• _GIVEN EXERCISE_
Single out the lines that include the word "name". Copy them.

• _DATASET RECORDS_

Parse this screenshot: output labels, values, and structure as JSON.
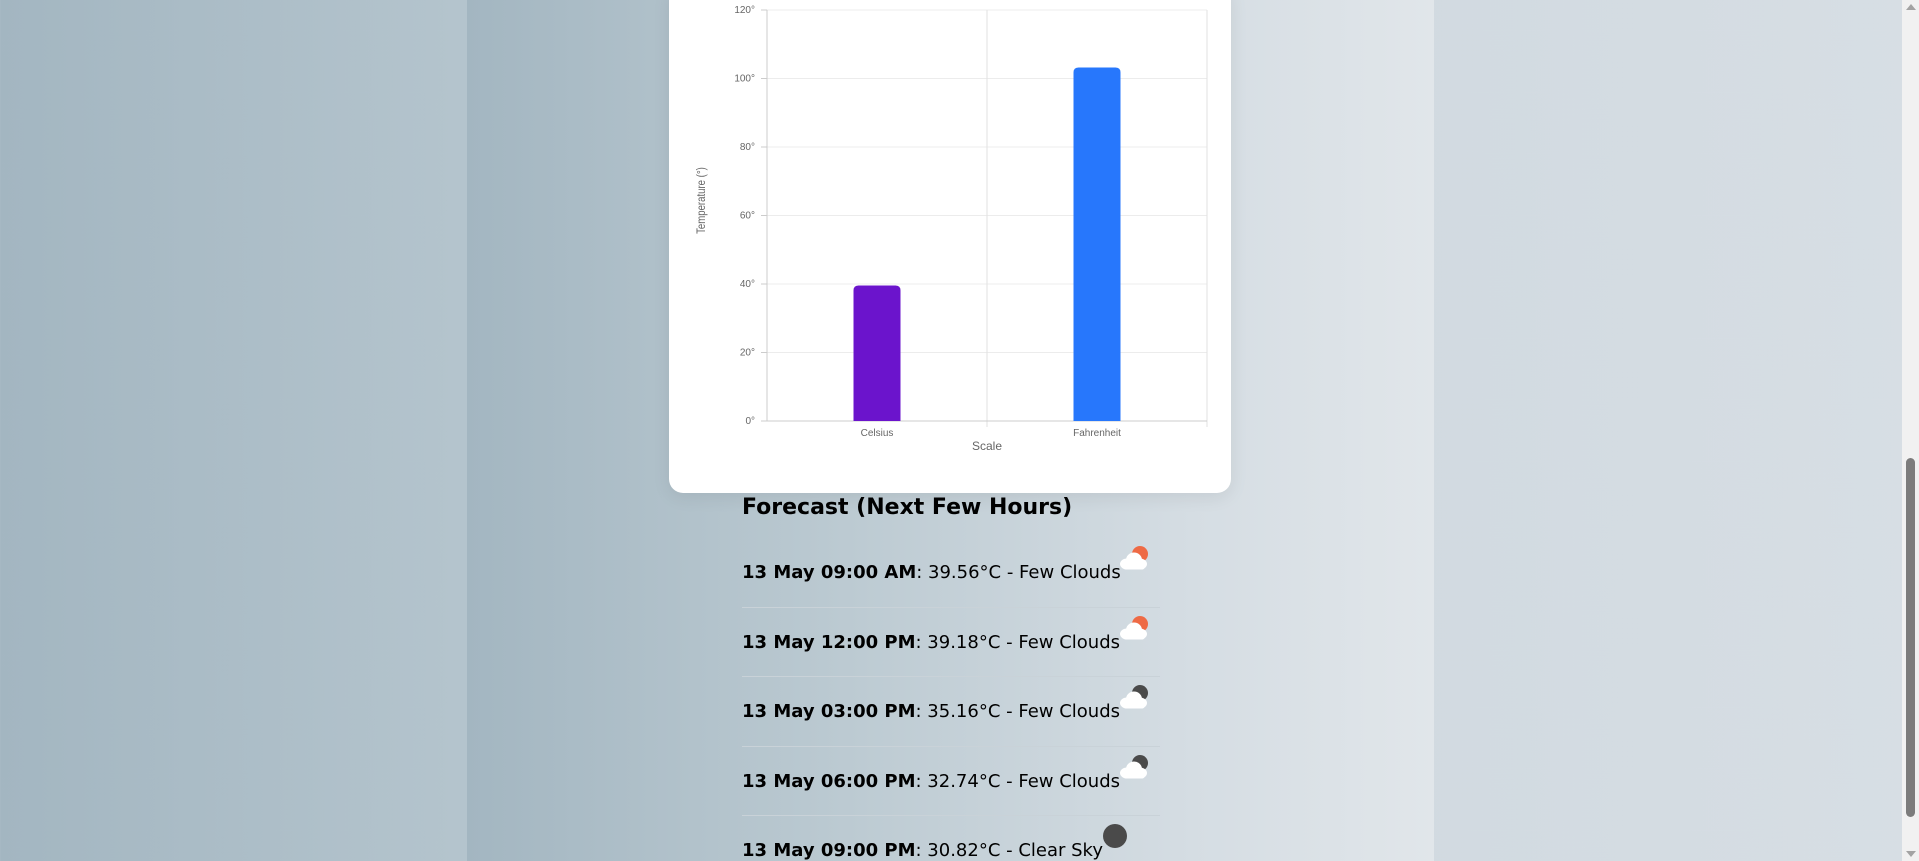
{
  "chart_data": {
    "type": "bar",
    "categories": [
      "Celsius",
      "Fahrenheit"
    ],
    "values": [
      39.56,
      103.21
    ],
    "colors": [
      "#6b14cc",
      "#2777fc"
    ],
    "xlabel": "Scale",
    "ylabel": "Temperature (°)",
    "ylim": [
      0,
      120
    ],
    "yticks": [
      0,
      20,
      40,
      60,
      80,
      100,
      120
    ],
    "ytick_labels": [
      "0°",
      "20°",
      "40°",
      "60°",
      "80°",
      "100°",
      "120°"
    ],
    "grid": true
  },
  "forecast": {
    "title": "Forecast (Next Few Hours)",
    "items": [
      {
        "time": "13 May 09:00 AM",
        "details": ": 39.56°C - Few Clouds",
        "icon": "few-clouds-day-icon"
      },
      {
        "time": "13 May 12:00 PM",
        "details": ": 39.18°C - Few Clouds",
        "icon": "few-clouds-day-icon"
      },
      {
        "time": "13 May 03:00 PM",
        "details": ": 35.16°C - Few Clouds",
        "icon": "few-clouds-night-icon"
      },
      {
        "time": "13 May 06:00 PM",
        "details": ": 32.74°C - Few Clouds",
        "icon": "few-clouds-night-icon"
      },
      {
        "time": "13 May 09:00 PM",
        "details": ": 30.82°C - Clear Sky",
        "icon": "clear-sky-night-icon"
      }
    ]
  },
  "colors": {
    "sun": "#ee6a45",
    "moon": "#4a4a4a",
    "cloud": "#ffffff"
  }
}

==

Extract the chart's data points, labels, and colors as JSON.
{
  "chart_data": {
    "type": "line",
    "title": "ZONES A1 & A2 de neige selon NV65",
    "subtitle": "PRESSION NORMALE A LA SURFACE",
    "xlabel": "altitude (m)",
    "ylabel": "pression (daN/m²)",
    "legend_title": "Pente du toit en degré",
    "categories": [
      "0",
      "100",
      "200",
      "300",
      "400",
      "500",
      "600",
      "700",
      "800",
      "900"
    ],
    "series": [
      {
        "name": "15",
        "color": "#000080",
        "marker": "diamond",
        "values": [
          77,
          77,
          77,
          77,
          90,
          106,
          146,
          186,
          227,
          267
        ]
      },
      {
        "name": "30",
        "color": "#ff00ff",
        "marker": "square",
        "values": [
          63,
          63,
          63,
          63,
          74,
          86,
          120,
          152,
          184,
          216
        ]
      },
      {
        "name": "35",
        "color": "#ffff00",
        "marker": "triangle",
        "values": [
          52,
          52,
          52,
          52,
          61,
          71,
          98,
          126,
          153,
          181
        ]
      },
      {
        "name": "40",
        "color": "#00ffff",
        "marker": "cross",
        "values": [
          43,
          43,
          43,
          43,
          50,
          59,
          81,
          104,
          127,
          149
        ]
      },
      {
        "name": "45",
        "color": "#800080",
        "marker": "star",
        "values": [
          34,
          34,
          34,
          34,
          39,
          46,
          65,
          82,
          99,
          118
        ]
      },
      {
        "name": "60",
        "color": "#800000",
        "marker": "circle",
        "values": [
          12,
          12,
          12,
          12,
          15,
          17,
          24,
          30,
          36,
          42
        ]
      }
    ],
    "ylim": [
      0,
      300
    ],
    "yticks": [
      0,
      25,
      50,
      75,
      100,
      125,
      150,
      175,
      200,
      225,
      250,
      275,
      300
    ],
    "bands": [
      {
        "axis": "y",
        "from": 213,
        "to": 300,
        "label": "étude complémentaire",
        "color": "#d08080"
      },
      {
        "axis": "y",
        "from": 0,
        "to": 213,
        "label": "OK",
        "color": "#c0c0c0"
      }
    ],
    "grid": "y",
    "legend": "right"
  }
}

• _EXERCISE RESULT_
        "name": "15",
        "name": "30",
        "name": "35",
        "name": "40",
        "name": "45",
        "name": "60",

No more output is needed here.